AVAILABLE DATA
* BEGIN *

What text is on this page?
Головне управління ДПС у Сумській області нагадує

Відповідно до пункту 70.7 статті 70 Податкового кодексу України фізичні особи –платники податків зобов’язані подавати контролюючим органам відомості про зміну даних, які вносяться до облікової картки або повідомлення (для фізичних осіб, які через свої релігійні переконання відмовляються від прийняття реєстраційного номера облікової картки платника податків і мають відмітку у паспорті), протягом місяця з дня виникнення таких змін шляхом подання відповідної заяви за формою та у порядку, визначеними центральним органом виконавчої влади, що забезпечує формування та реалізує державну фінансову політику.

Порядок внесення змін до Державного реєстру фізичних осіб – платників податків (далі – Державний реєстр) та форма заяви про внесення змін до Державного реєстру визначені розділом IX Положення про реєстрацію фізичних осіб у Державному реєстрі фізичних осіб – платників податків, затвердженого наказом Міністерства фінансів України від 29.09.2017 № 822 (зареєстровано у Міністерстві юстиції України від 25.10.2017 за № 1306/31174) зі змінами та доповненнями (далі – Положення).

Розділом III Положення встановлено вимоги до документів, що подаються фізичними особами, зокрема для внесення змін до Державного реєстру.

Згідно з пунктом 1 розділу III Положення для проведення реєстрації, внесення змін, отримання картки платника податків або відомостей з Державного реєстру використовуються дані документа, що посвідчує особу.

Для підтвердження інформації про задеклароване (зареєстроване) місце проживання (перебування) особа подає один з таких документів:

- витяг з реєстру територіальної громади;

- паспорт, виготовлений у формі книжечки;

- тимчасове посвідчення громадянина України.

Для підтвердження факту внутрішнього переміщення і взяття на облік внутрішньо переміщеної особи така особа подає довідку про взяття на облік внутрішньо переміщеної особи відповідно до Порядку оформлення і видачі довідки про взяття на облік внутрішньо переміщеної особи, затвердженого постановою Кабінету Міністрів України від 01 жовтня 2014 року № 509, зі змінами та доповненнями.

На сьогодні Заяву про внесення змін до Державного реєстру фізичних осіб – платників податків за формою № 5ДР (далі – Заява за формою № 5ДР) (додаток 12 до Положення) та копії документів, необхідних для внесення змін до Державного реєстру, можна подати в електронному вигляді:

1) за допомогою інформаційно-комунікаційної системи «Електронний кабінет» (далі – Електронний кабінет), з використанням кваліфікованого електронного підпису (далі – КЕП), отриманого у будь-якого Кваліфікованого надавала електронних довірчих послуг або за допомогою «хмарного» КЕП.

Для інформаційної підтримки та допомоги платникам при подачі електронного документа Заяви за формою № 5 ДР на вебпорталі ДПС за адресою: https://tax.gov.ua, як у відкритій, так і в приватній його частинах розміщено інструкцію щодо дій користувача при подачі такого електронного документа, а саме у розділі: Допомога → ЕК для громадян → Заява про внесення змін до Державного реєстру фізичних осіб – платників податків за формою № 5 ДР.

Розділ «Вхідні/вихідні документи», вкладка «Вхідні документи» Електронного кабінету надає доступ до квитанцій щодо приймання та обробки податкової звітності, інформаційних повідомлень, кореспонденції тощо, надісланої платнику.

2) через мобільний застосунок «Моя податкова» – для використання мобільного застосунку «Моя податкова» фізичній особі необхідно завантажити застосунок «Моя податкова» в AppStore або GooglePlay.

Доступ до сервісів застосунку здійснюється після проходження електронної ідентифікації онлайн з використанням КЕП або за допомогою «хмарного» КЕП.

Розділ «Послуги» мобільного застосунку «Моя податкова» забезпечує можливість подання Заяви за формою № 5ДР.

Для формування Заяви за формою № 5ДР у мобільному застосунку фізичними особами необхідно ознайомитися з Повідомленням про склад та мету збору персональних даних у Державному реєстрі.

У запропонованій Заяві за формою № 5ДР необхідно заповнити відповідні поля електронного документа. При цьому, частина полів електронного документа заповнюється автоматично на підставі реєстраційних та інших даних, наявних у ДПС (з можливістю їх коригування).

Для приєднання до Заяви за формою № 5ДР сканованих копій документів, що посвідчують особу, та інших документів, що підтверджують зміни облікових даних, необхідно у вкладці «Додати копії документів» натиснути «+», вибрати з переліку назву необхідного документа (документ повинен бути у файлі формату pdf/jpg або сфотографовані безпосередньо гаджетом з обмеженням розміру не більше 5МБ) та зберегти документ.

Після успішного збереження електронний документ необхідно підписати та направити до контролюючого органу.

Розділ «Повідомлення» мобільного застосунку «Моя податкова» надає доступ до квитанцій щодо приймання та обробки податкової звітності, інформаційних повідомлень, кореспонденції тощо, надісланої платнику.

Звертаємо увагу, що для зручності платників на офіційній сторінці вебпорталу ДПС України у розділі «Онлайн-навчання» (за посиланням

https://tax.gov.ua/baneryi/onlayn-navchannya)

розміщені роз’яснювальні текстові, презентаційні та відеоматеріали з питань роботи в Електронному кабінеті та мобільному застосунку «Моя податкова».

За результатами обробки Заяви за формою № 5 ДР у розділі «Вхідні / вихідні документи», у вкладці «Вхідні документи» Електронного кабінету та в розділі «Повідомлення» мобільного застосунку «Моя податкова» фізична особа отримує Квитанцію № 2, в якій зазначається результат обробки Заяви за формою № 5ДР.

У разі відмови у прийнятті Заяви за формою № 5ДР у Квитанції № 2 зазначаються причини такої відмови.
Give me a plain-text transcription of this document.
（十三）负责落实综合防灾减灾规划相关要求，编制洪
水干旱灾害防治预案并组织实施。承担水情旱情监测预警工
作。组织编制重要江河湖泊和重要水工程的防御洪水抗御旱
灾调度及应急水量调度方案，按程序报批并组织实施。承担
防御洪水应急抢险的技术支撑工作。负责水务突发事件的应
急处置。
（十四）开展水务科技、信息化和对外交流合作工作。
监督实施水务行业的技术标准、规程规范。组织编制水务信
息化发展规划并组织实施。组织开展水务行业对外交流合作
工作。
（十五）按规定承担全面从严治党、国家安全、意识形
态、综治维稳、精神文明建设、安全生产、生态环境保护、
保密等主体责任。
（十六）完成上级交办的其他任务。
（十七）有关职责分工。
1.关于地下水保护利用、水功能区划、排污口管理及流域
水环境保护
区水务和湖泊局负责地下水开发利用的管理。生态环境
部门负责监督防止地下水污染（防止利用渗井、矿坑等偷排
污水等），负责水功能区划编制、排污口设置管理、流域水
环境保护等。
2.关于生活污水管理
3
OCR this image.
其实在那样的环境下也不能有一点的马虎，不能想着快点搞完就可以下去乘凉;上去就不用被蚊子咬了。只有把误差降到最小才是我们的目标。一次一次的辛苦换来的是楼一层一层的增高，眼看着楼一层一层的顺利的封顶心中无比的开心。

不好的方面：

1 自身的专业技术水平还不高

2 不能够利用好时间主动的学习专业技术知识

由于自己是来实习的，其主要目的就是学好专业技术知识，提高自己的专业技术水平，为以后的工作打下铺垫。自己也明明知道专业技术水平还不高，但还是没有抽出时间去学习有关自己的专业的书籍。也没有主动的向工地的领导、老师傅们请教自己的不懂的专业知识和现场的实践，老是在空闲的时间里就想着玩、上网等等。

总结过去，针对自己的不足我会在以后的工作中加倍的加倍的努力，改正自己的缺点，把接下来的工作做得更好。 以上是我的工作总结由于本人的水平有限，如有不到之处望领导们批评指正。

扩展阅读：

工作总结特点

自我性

* END *

TASK DETAILS
Extract the complete listing verbatim.

RESULT
What text is on this page?
Головне управління ДПС у Сумській області нагадує

Відповідно до пункту 70.7 статті 70 Податкового кодексу України фізичні особи –платники податків зобов’язані подавати контролюючим органам відомості про зміну даних, які вносяться до облікової картки або повідомлення (для фізичних осіб, які через свої релігійні переконання відмовляються від прийняття реєстраційного номера облікової картки платника податків і мають відмітку у паспорті), протягом місяця з дня виникнення таких змін шляхом подання відповідної заяви за формою та у порядку, визначеними центральним органом виконавчої влади, що забезпечує формування та реалізує державну фінансову політику.

Порядок внесення змін до Державного реєстру фізичних осіб – платників податків (далі – Державний реєстр) та форма заяви про внесення змін до Державного реєстру визначені розділом IX Положення про реєстрацію фізичних осіб у Державному реєстрі фізичних осіб – платників податків, затвердженого наказом Міністерства фінансів України від 29.09.2017 № 822 (зареєстровано у Міністерстві юстиції України від 25.10.2017 за № 1306/31174) зі змінами та доповненнями (далі – Положення).

Розділом III Положення встановлено вимоги до документів, що подаються фізичними особами, зокрема для внесення змін до Державного реєстру.

Згідно з пунктом 1 розділу III Положення для проведення реєстрації, внесення змін, отримання картки платника податків або відомостей з Державного реєстру використовуються дані документа, що посвідчує особу.

Для підтвердження інформації про задеклароване (зареєстроване) місце проживання (перебування) особа подає один з таких документів:

- витяг з реєстру територіальної громади;

- паспорт, виготовлений у формі книжечки;

- тимчасове посвідчення громадянина України.

Для підтвердження факту внутрішнього переміщення і взяття на облік внутрішньо переміщеної особи така особа подає довідку про взяття на облік внутрішньо переміщеної особи відповідно до Порядку оформлення і видачі довідки про взяття на облік внутрішньо переміщеної особи, затвердженого постановою Кабінету Міністрів України від 01 жовтня 2014 року № 509, зі змінами та доповненнями.

На сьогодні Заяву про внесення змін до Державного реєстру фізичних осіб – платників податків за формою № 5ДР (далі – Заява за формою № 5ДР) (додаток 12 до Положення) та копії документів, необхідних для внесення змін до Державного реєстру, можна подати в електронному вигляді:

1) за допомогою інформаційно-комунікаційної системи «Електронний кабінет» (далі – Електронний кабінет), з використанням кваліфікованого електронного підпису (далі – КЕП), отриманого у будь-якого Кваліфікованого надавала електронних довірчих послуг або за допомогою «хмарного» КЕП.

Для інформаційної підтримки та допомоги платникам при подачі електронного документа Заяви за формою № 5 ДР на вебпорталі ДПС за адресою: https://tax.gov.ua, як у відкритій, так і в приватній його частинах розміщено інструкцію щодо дій користувача при подачі такого електронного документа, а саме у розділі: Допомога → ЕК для громадян → Заява про внесення змін до Державного реєстру фізичних осіб – платників податків за формою № 5 ДР.

Розділ «Вхідні/вихідні документи», вкладка «Вхідні документи» Електронного кабінету надає доступ до квитанцій щодо приймання та обробки податкової звітності, інформаційних повідомлень, кореспонденції тощо, надісланої платнику.

2) через мобільний застосунок «Моя податкова» – для використання мобільного застосунку «Моя податкова» фізичній особі необхідно завантажити застосунок «Моя податкова» в AppStore або GooglePlay.

Доступ до сервісів застосунку здійснюється після проходження електронної ідентифікації онлайн з використанням КЕП або за допомогою «хмарного» КЕП.

Розділ «Послуги» мобільного застосунку «Моя податкова» забезпечує можливість подання Заяви за формою № 5ДР.

Для формування Заяви за формою № 5ДР у мобільному застосунку фізичними особами необхідно ознайомитися з Повідомленням про склад та мету збору персональних даних у Державному реєстрі.

У запропонованій Заяві за формою № 5ДР необхідно заповнити відповідні поля електронного документа. При цьому, частина полів електронного документа заповнюється автоматично на підставі реєстраційних та інших даних, наявних у ДПС (з можливістю їх коригування).

Для приєднання до Заяви за формою № 5ДР сканованих копій документів, що посвідчують особу, та інших документів, що підтверджують зміни облікових даних, необхідно у вкладці «Додати копії документів» натиснути «+», вибрати з переліку назву необхідного документа (документ повинен бути у файлі формату pdf/jpg або сфотографовані безпосередньо гаджетом з обмеженням розміру не більше 5МБ) та зберегти документ.

Після успішного збереження електронний документ необхідно підписати та направити до контролюючого органу.

Розділ «Повідомлення» мобільного застосунку «Моя податкова» надає доступ до квитанцій щодо приймання та обробки податкової звітності, інформаційних повідомлень, кореспонденції тощо, надісланої платнику.

Звертаємо увагу, що для зручності платників на офіційній сторінці вебпорталу ДПС України у розділі «Онлайн-навчання» (за посиланням

https://tax.gov.ua/baneryi/onlayn-navchannya)

розміщені роз’яснювальні текстові, презентаційні та відеоматеріали з питань роботи в Електронному кабінеті та мобільному застосунку «Моя податкова».

За результатами обробки Заяви за формою № 5 ДР у розділі «Вхідні / вихідні документи», у вкладці «Вхідні документи» Електронного кабінету та в розділі «Повідомлення» мобільного застосунку «Моя податкова» фізична особа отримує Квитанцію № 2, в якій зазначається результат обробки Заяви за формою № 5ДР.

У разі відмови у прийнятті Заяви за формою № 5ДР у Квитанції № 2 зазначаються причини такої відмови.
Give me a plain-text transcription of this document.
（十三）负责落实综合防灾减灾规划相关要求，编制洪
水干旱灾害防治预案并组织实施。承担水情旱情监测预警工
作。组织编制重要江河湖泊和重要水工程的防御洪水抗御旱
灾调度及应急水量调度方案，按程序报批并组织实施。承担
防御洪水应急抢险的技术支撑工作。负责水务突发事件的应
急处置。
（十四）开展水务科技、信息化和对外交流合作工作。
监督实施水务行业的技术标准、规程规范。组织编制水务信
息化发展规划并组织实施。组织开展水务行业对外交流合作
工作。
（十五）按规定承担全面从严治党、国家安全、意识形
态、综治维稳、精神文明建设、安全生产、生态环境保护、
保密等主体责任。
（十六）完成上级交办的其他任务。
（十七）有关职责分工。
1.关于地下水保护利用、水功能区划、排污口管理及流域
水环境保护
区水务和湖泊局负责地下水开发利用的管理。生态环境
部门负责监督防止地下水污染（防止利用渗井、矿坑等偷排
污水等），负责水功能区划编制、排污口设置管理、流域水
环境保护等。
2.关于生活污水管理
3
OCR this image.
其实在那样的环境下也不能有一点的马虎，不能想着快点搞完就可以下去乘凉;上去就不用被蚊子咬了。只有把误差降到最小才是我们的目标。一次一次的辛苦换来的是楼一层一层的增高，眼看着楼一层一层的顺利的封顶心中无比的开心。

不好的方面：

1 自身的专业技术水平还不高

2 不能够利用好时间主动的学习专业技术知识

由于自己是来实习的，其主要目的就是学好专业技术知识，提高自己的专业技术水平，为以后的工作打下铺垫。自己也明明知道专业技术水平还不高，但还是没有抽出时间去学习有关自己的专业的书籍。也没有主动的向工地的领导、老师傅们请教自己的不懂的专业知识和现场的实践，老是在空闲的时间里就想着玩、上网等等。

总结过去，针对自己的不足我会在以后的工作中加倍的加倍的努力，改正自己的缺点，把接下来的工作做得更好。 以上是我的工作总结由于本人的水平有限，如有不到之处望领导们批评指正。

扩展阅读：

工作总结特点

自我性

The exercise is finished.